> **WORK REQUIRED**:
Copy all lines below exactly as written. Leave pictures out.

> **ENTRIES**:

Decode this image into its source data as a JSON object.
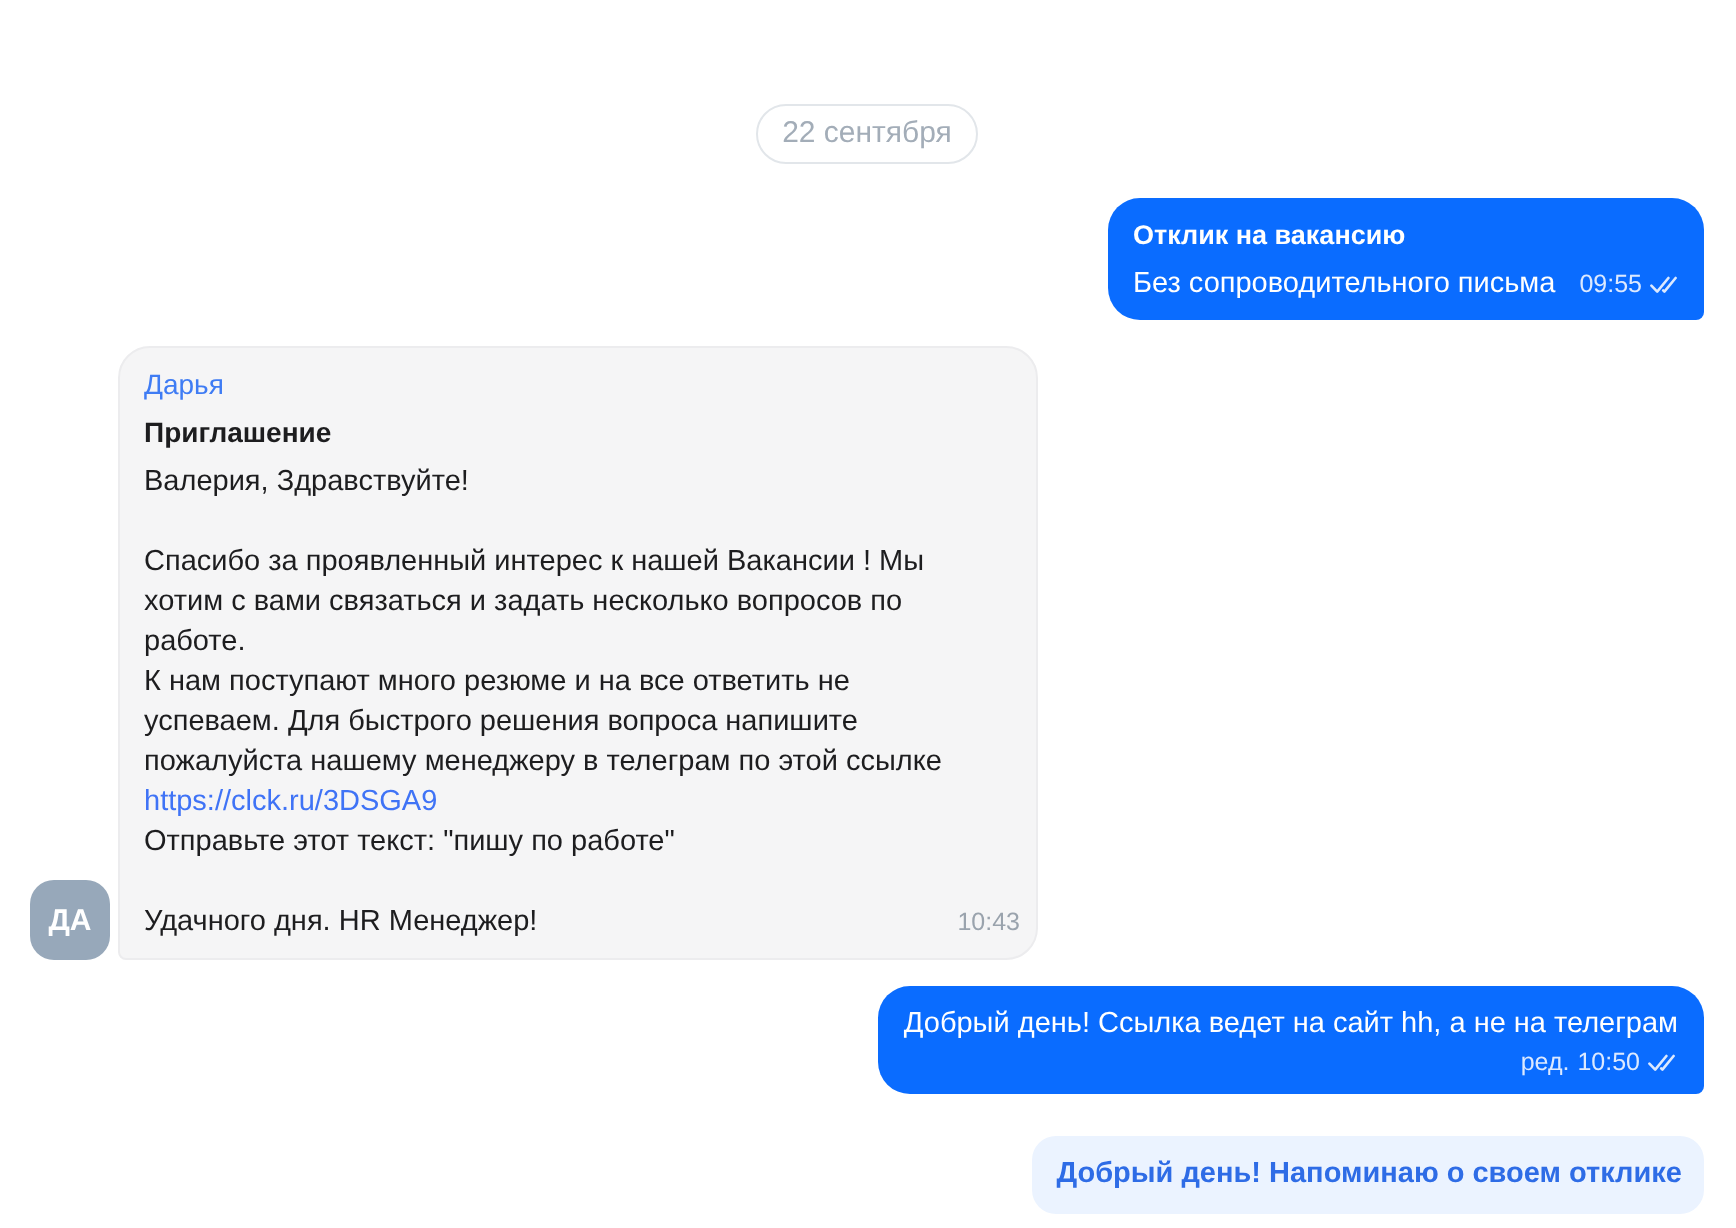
{
  "date_divider": {
    "label": "22 сентября"
  },
  "messages": [
    {
      "kind": "outgoing",
      "title": "Отклик на вакансию",
      "text": "Без сопроводительного письма",
      "time": "09:55",
      "read": true
    },
    {
      "kind": "incoming",
      "avatar": "ДА",
      "sender": "Дарья",
      "title": "Приглашение",
      "blocks": [
        {
          "paragraphs": [
            {
              "kind": "text",
              "text": "Валерия, Здравствуйте!"
            }
          ]
        },
        {
          "paragraphs": [
            {
              "kind": "text",
              "text": "Спасибо за проявленный интерес к нашей Вакансии ! Мы хотим с вами связаться и задать несколько вопросов по работе."
            },
            {
              "kind": "text",
              "text": "К нам поступают много резюме и на все ответить не успеваем. Для быстрого решения вопроса напишите пожалуйста нашему менеджеру в телеграм по этой ссылке"
            },
            {
              "kind": "link",
              "text": "https://clck.ru/3DSGA9"
            },
            {
              "kind": "text",
              "text": "Отправьте этот текст: \"пишу по работе\""
            }
          ]
        },
        {
          "paragraphs": [
            {
              "kind": "text",
              "text": "Удачного дня. HR Менеджер!"
            }
          ]
        }
      ],
      "time": "10:43"
    },
    {
      "kind": "outgoing",
      "text": "Добрый день! Ссылка ведет на сайт hh, а не на телеграм",
      "edited_label": "ред.",
      "time": "10:50",
      "read": true
    },
    {
      "kind": "suggestion",
      "text": "Добрый день! Напоминаю о своем отклике"
    }
  ]
}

> **RESULT OF THIS EXERCISE**:
Decode this image into its source data as a JSON object.
{
  "date_divider": {
    "label": "22 сентября"
  },
  "messages": [
    {
      "kind": "outgoing",
      "title": "Отклик на вакансию",
      "text": "Без сопроводительного письма",
      "time": "09:55",
      "read": true
    },
    {
      "kind": "incoming",
      "avatar": "ДА",
      "sender": "Дарья",
      "title": "Приглашение",
      "blocks": [
        {
          "paragraphs": [
            {
              "kind": "text",
              "text": "Валерия, Здравствуйте!"
            }
          ]
        },
        {
          "paragraphs": [
            {
              "kind": "text",
              "text": "Спасибо за проявленный интерес к нашей Вакансии ! Мы хотим с вами связаться и задать несколько вопросов по работе."
            },
            {
              "kind": "text",
              "text": "К нам поступают много резюме и на все ответить не успеваем. Для быстрого решения вопроса напишите пожалуйста нашему менеджеру в телеграм по этой ссылке"
            },
            {
              "kind": "link",
              "text": "https://clck.ru/3DSGA9"
            },
            {
              "kind": "text",
              "text": "Отправьте этот текст: \"пишу по работе\""
            }
          ]
        },
        {
          "paragraphs": [
            {
              "kind": "text",
              "text": "Удачного дня. HR Менеджер!"
            }
          ]
        }
      ],
      "time": "10:43"
    },
    {
      "kind": "outgoing",
      "text": "Добрый день! Ссылка ведет на сайт hh, а не на телеграм",
      "edited_label": "ред.",
      "time": "10:50",
      "read": true
    },
    {
      "kind": "suggestion",
      "text": "Добрый день! Напоминаю о своем отклике"
    }
  ]
}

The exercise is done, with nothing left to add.